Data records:
____________
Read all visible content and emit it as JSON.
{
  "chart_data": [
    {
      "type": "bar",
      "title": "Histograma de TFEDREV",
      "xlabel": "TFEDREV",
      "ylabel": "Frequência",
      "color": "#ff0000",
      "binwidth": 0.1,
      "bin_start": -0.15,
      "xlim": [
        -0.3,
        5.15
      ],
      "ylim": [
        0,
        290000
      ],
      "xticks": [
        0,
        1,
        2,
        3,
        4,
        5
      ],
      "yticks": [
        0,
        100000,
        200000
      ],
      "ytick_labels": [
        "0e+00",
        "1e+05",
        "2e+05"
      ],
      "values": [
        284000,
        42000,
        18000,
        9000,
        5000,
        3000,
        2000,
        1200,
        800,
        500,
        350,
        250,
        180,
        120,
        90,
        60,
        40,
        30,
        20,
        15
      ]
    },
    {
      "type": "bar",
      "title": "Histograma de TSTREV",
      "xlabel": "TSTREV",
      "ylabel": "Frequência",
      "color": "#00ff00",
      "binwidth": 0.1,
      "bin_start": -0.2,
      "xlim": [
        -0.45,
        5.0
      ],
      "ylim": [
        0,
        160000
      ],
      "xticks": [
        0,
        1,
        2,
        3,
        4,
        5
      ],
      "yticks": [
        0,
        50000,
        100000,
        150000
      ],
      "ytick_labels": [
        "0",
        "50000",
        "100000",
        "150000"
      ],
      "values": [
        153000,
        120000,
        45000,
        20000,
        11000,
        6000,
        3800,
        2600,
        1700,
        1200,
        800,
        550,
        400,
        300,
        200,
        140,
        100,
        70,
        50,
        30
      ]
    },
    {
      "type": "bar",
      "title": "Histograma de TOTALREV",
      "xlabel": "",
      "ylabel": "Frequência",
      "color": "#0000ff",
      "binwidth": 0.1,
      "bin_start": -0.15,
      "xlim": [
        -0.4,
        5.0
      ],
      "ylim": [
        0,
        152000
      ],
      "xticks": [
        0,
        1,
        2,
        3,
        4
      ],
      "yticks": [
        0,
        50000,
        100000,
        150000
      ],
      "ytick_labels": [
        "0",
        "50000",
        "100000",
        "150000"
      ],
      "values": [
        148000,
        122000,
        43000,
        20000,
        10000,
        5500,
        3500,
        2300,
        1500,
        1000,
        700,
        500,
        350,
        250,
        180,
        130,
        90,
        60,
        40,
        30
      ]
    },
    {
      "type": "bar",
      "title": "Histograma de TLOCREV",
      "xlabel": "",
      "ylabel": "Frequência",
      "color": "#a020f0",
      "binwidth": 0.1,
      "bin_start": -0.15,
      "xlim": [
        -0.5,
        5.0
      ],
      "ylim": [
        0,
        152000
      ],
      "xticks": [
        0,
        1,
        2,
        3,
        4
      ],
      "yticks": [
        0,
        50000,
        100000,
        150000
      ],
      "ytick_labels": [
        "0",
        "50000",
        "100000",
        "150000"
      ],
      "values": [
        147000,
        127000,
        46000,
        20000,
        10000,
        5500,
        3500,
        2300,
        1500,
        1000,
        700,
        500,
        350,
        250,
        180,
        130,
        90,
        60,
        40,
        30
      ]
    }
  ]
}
____________
## TO DO
Of the lines above, copy each that contains "color".

## ANSWER TO THIS TASK
      "color": "#ff0000",
      "color": "#00ff00",
      "color": "#0000ff",
      "color": "#a020f0",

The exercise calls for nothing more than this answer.